> What the task requires
Read the records and gather each line that includes "this".

— START —

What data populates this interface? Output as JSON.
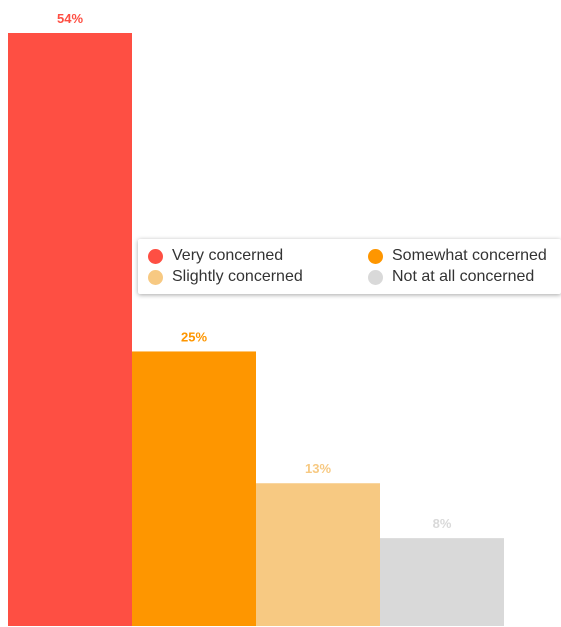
{
  "chart_data": {
    "type": "bar",
    "categories": [
      "Very concerned",
      "Somewhat concerned",
      "Slightly concerned",
      "Not at all concerned"
    ],
    "values": [
      54,
      25,
      13,
      8
    ],
    "data_labels": [
      "54%",
      "25%",
      "13%",
      "8%"
    ],
    "colors": [
      "#fe4f43",
      "#fe9600",
      "#f7c982",
      "#d9d9d9"
    ],
    "title": "",
    "xlabel": "",
    "ylabel": "",
    "ylim": [
      0,
      54
    ],
    "grid": false,
    "legend": {
      "placement": "center-right",
      "entries": [
        {
          "label": "Very concerned",
          "color": "#fe4f43"
        },
        {
          "label": "Somewhat concerned",
          "color": "#fe9600"
        },
        {
          "label": "Slightly concerned",
          "color": "#f7c982"
        },
        {
          "label": "Not at all concerned",
          "color": "#d9d9d9"
        }
      ]
    }
  }
}
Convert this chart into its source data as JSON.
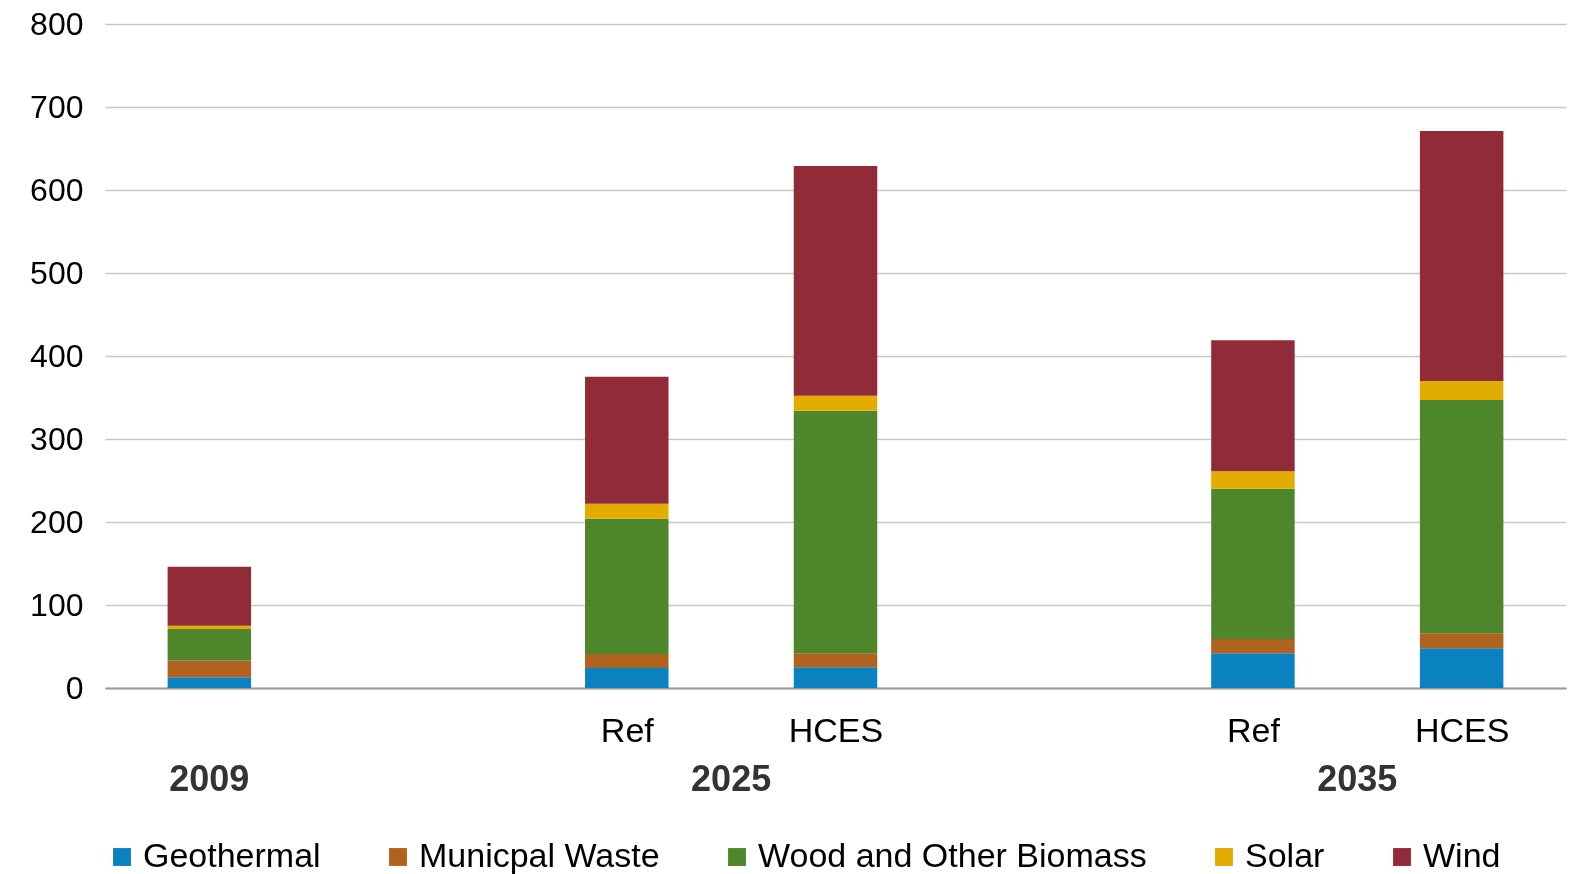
{
  "chart_data": {
    "type": "bar",
    "stacked": true,
    "categories": [
      null,
      null,
      "Ref",
      "HCES",
      null,
      "Ref",
      "HCES"
    ],
    "annotations": [
      "2009",
      "2025",
      "2035"
    ],
    "series": [
      {
        "name": "Geothermal",
        "color": "#0a82c0",
        "values": [
          13,
          null,
          24,
          25,
          null,
          42,
          48
        ]
      },
      {
        "name": "Municpal Waste",
        "color": "#b0621f",
        "values": [
          20,
          null,
          17,
          17,
          null,
          17,
          18
        ]
      },
      {
        "name": "Wood and Other Biomass",
        "color": "#4e862c",
        "values": [
          38,
          null,
          163,
          292,
          null,
          181,
          281
        ]
      },
      {
        "name": "Solar",
        "color": "#e3ac00",
        "values": [
          4,
          null,
          18,
          18,
          null,
          21,
          23
        ]
      },
      {
        "name": "Wind",
        "color": "#922b38",
        "values": [
          71,
          null,
          153,
          277,
          null,
          158,
          301
        ]
      }
    ],
    "ylim": [
      0,
      800
    ],
    "yticks": [
      0,
      100,
      200,
      300,
      400,
      500,
      600,
      700,
      800
    ],
    "grid": "y",
    "legend": "bottom"
  }
}
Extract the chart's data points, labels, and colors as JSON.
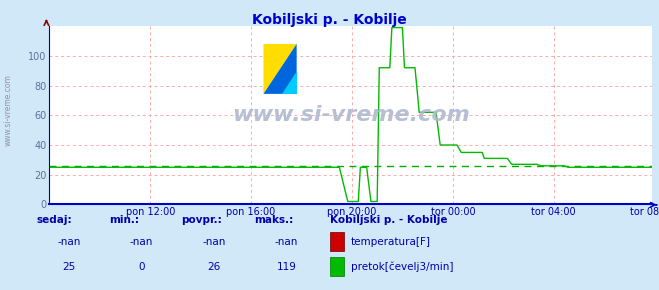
{
  "title": "Kobiljski p. - Kobilje",
  "title_color": "#0000cc",
  "bg_color": "#d0e8f8",
  "plot_bg_color": "#ffffff",
  "grid_color": "#ffaaaa",
  "axis_color": "#0000cc",
  "watermark_text": "www.si-vreme.com",
  "watermark_color": "#b0b8d0",
  "side_watermark_color": "#9090b0",
  "ylabel_color": "#6070a0",
  "xticklabel_color": "#0000aa",
  "xticklabels": [
    "pon 12:00",
    "pon 16:00",
    "pon 20:00",
    "tor 00:00",
    "tor 04:00",
    "tor 08:00"
  ],
  "xtick_positions": [
    48,
    96,
    144,
    192,
    240,
    287
  ],
  "ylim": [
    0,
    120
  ],
  "yticks": [
    0,
    20,
    40,
    60,
    80,
    100
  ],
  "flow_color": "#00bb00",
  "temp_color": "#cc0000",
  "avg_color": "#00aa00",
  "avg_value": 26,
  "legend_title": "Kobiljski p. - Kobilje",
  "footer_label_color": "#0000aa",
  "headers": [
    "sedaj:",
    "min.:",
    "povpr.:",
    "maks.:"
  ],
  "sedaj_temp": "-nan",
  "min_temp": "-nan",
  "povpr_temp": "-nan",
  "maks_temp": "-nan",
  "sedaj_flow": "25",
  "min_flow": "0",
  "povpr_flow": "26",
  "maks_flow": "119",
  "n_points": 288,
  "logo_yellow_color": "#ffdd00",
  "logo_blue_color": "#0066dd",
  "logo_cyan_color": "#00ccff"
}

— END —

> Completed exercise
What data populates this interface? Output as JSON.
Convert this chart into its source data as JSON.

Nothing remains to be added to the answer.